=== Section Start ===

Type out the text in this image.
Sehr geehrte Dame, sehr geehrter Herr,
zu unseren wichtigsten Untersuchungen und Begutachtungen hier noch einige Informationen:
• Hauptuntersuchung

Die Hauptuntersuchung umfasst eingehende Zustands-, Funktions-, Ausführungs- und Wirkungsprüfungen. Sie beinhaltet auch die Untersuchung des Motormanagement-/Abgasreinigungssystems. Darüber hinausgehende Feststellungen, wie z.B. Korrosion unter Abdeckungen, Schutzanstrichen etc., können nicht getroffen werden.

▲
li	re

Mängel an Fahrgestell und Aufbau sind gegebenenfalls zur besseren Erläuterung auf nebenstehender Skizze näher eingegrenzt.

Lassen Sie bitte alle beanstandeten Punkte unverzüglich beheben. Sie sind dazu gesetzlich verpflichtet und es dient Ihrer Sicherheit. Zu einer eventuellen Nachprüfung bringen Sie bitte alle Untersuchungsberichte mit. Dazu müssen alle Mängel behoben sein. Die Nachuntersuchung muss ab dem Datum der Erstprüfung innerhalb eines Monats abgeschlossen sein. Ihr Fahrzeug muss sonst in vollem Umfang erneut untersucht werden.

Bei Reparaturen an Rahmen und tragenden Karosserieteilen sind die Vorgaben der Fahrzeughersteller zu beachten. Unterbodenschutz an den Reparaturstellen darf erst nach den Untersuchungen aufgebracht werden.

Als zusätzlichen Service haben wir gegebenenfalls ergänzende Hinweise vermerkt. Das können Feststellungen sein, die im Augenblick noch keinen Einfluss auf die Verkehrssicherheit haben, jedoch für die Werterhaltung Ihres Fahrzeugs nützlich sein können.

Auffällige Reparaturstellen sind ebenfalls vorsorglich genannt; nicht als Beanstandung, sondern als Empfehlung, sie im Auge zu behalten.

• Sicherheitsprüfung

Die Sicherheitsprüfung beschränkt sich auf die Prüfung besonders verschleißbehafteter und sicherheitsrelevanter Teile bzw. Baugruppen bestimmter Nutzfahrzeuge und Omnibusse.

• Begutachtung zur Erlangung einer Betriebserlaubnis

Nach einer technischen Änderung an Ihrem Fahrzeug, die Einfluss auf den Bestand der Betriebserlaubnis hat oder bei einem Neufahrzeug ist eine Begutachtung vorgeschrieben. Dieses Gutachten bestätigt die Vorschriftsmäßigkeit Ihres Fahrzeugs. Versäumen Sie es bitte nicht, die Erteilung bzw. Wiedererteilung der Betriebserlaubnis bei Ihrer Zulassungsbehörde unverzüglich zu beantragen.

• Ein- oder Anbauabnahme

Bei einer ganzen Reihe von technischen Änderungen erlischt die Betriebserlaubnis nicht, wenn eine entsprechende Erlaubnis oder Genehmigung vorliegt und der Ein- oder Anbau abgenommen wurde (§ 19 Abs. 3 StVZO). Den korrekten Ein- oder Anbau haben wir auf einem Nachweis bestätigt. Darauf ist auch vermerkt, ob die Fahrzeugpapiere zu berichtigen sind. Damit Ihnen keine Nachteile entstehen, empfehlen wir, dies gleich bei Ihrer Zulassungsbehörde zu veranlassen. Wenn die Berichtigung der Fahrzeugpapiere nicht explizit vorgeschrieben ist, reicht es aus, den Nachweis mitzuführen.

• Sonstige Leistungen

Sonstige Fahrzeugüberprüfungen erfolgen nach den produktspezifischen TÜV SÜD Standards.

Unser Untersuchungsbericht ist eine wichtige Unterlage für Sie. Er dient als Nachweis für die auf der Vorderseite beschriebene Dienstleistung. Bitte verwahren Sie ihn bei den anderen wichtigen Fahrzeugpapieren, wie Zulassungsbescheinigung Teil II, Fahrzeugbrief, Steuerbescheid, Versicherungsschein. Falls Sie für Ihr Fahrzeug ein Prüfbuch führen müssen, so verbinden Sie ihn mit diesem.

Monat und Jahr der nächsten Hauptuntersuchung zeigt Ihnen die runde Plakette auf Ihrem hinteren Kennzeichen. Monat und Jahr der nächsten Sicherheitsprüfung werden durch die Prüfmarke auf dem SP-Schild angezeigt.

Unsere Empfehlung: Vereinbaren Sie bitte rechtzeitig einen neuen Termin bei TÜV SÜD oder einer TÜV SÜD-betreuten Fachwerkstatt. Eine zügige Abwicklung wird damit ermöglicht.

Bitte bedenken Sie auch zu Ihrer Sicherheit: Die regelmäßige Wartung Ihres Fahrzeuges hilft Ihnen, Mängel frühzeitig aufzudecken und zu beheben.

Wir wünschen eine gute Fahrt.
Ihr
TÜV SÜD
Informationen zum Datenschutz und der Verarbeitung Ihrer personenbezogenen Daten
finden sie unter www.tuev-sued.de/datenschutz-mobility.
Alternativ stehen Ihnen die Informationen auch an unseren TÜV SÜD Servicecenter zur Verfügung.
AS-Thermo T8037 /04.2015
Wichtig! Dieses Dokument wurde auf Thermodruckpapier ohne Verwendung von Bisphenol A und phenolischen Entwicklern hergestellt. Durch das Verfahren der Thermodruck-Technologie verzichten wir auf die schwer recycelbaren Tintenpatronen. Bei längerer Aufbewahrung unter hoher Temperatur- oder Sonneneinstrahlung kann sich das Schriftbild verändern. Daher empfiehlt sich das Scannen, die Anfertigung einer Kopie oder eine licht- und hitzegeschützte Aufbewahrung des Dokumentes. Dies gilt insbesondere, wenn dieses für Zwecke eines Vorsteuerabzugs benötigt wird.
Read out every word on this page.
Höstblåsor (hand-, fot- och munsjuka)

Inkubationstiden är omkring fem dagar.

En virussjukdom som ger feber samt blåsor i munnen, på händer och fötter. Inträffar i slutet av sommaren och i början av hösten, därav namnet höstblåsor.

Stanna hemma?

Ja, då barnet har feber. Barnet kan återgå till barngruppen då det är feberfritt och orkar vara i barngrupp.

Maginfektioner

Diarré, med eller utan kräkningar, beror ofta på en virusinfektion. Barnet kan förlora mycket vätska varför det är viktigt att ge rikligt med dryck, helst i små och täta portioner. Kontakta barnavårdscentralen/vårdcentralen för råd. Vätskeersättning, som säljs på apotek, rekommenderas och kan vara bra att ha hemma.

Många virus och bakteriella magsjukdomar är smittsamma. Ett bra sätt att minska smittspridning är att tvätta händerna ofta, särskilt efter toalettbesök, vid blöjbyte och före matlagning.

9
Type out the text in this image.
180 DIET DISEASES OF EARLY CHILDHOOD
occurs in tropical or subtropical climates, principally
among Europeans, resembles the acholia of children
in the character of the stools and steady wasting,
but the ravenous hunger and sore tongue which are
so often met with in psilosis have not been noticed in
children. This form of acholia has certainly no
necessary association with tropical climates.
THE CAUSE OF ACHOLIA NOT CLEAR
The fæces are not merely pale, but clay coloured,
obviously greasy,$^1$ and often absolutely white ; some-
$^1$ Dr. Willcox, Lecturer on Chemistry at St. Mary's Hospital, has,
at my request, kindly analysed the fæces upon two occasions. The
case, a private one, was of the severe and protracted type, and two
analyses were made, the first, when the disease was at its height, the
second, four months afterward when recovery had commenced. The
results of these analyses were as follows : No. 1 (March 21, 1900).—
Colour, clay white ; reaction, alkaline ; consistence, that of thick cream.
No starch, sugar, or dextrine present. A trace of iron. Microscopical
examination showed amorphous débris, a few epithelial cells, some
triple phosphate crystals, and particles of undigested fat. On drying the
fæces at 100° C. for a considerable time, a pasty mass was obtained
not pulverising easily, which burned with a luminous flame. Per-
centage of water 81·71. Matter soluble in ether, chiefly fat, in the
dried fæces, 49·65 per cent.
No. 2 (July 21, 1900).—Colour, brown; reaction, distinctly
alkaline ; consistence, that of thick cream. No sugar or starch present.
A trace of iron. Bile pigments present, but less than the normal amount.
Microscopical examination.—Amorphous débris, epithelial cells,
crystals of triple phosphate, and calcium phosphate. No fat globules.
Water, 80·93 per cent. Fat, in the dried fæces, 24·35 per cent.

=== Section End ===

• EXERCISE GOAL
Find each line in the listing above that contains "were", and copy that line.

• SOLUTION
analyses were made, the first, when the disease was at its height, the
results of these analyses were as follows : No. 1 (March 21, 1900).—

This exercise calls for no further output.